▶ _PROMPT_
Give a verbatim copy of the lines below, minus the pictures.

▶ _EXTRACTED ENTRIES_
· · · ·

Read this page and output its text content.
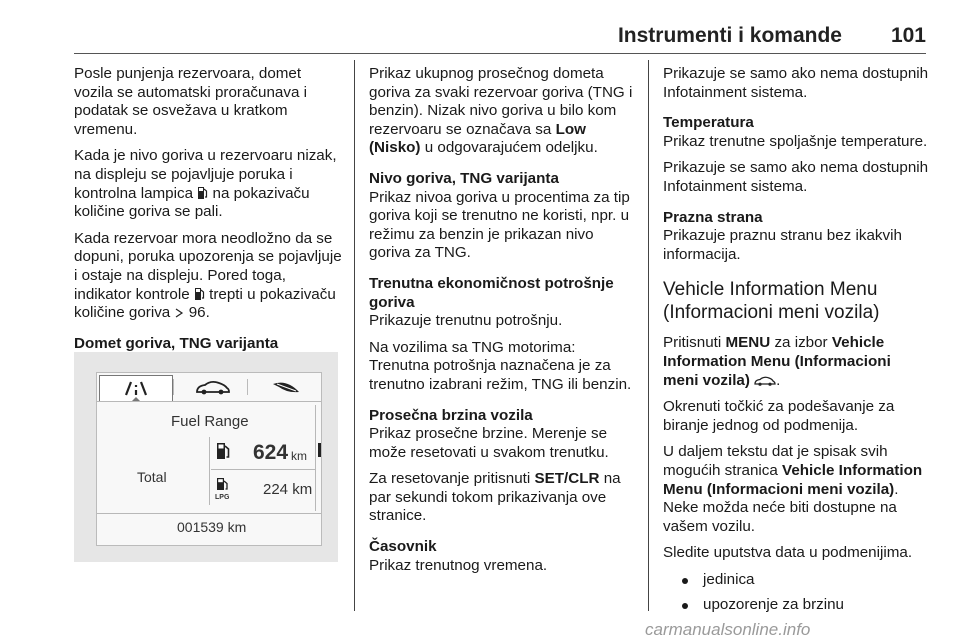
Instrumenti i komande 101

Posle punjenja rezervoara, domet vozila se automatski proračunava i podatak se osvežava u kratkom vremenu.

Kada je nivo goriva u rezervoaru nizak, na displeju se pojavljuje poruka i kontrolna lampica na pokazivaču količine goriva se pali.

Kada rezervoar mora neodložno da se dopuni, poruka upozorenja se pojavljuje i ostaje na displeju. Pored toga, indikator kontrole trepti u pokazivaču količine goriva 96.

Domet goriva, TNG varijanta

Fuel Range
Total
624 km
LPG 224 km
001539 km

Prikaz ukupnog prosečnog dometa goriva za svaki rezervoar goriva (TNG i benzin). Nizak nivo goriva u bilo kom rezervoaru se označava sa Low (Nisko) u odgovarajućem odeljku.

Nivo goriva, TNG varijanta

Prikaz nivoa goriva u procentima za tip goriva koji se trenutno ne koristi, npr. u režimu za benzin je prikazan nivo goriva za TNG.

Trenutna ekonomičnost potrošnje goriva

Prikazuje trenutnu potrošnju.

Na vozilima sa TNG motorima: Trenutna potrošnja naznačena je za trenutno izabrani režim, TNG ili benzin.

Prosečna brzina vozila

Prikaz prosečne brzine. Merenje se može resetovati u svakom trenutku.

Za resetovanje pritisnuti SET/CLR na par sekundi tokom prikazivanja ove stranice.

Časovnik

Prikaz trenutnog vremena.

Prikazuje se samo ako nema dostupnih Infotainment sistema.

Temperatura

Prikaz trenutne spoljašnje temperature.

Prikazuje se samo ako nema dostupnih Infotainment sistema.

Prazna strana

Prikazuje praznu stranu bez ikakvih informacija.

Vehicle Information Menu (Informacioni meni vozila)

Pritisnuti MENU za izbor Vehicle Information Menu (Informacioni meni vozila) .

Okrenuti točkić za podešavanje za biranje jednog od podmenija.

U daljem tekstu dat je spisak svih mogućih stranica Vehicle Information Menu (Informacioni meni vozila). Neke možda neće biti dostupne na vašem vozilu.

Sledite uputstva data u podmenijima.

jedinica
upozorenje za brzinu
carmanualsonline.info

· · · ·

▶ _WRITTEN ANSWER_
Read this page and output its text content.
Instrumenti i komande 101

Posle punjenja rezervoara, domet vozila se automatski proračunava i podatak se osvežava u kratkom vremenu.

Kada je nivo goriva u rezervoaru nizak, na displeju se pojavljuje poruka i kontrolna lampica na pokazivaču količine goriva se pali.

Kada rezervoar mora neodložno da se dopuni, poruka upozorenja se pojavljuje i ostaje na displeju. Pored toga, indikator kontrole trepti u pokazivaču količine goriva 96.

Domet goriva, TNG varijanta

Fuel Range
Total
624 km
LPG 224 km
001539 km

Prikaz ukupnog prosečnog dometa goriva za svaki rezervoar goriva (TNG i benzin). Nizak nivo goriva u bilo kom rezervoaru se označava sa Low (Nisko) u odgovarajućem odeljku.

Nivo goriva, TNG varijanta

Prikaz nivoa goriva u procentima za tip goriva koji se trenutno ne koristi, npr. u režimu za benzin je prikazan nivo goriva za TNG.

Trenutna ekonomičnost potrošnje goriva

Prikazuje trenutnu potrošnju.

Na vozilima sa TNG motorima: Trenutna potrošnja naznačena je za trenutno izabrani režim, TNG ili benzin.

Prosečna brzina vozila

Prikaz prosečne brzine. Merenje se može resetovati u svakom trenutku.

Za resetovanje pritisnuti SET/CLR na par sekundi tokom prikazivanja ove stranice.

Časovnik

Prikaz trenutnog vremena.

Prikazuje se samo ako nema dostupnih Infotainment sistema.

Temperatura

Prikaz trenutne spoljašnje temperature.

Prikazuje se samo ako nema dostupnih Infotainment sistema.

Prazna strana

Prikazuje praznu stranu bez ikakvih informacija.

Vehicle Information Menu (Informacioni meni vozila)

Pritisnuti MENU za izbor Vehicle Information Menu (Informacioni meni vozila) .

Okrenuti točkić za podešavanje za biranje jednog od podmenija.

U daljem tekstu dat je spisak svih mogućih stranica Vehicle Information Menu (Informacioni meni vozila). Neke možda neće biti dostupne na vašem vozilu.

Sledite uputstva data u podmenijima.

jedinica
upozorenje za brzinu
carmanualsonline.info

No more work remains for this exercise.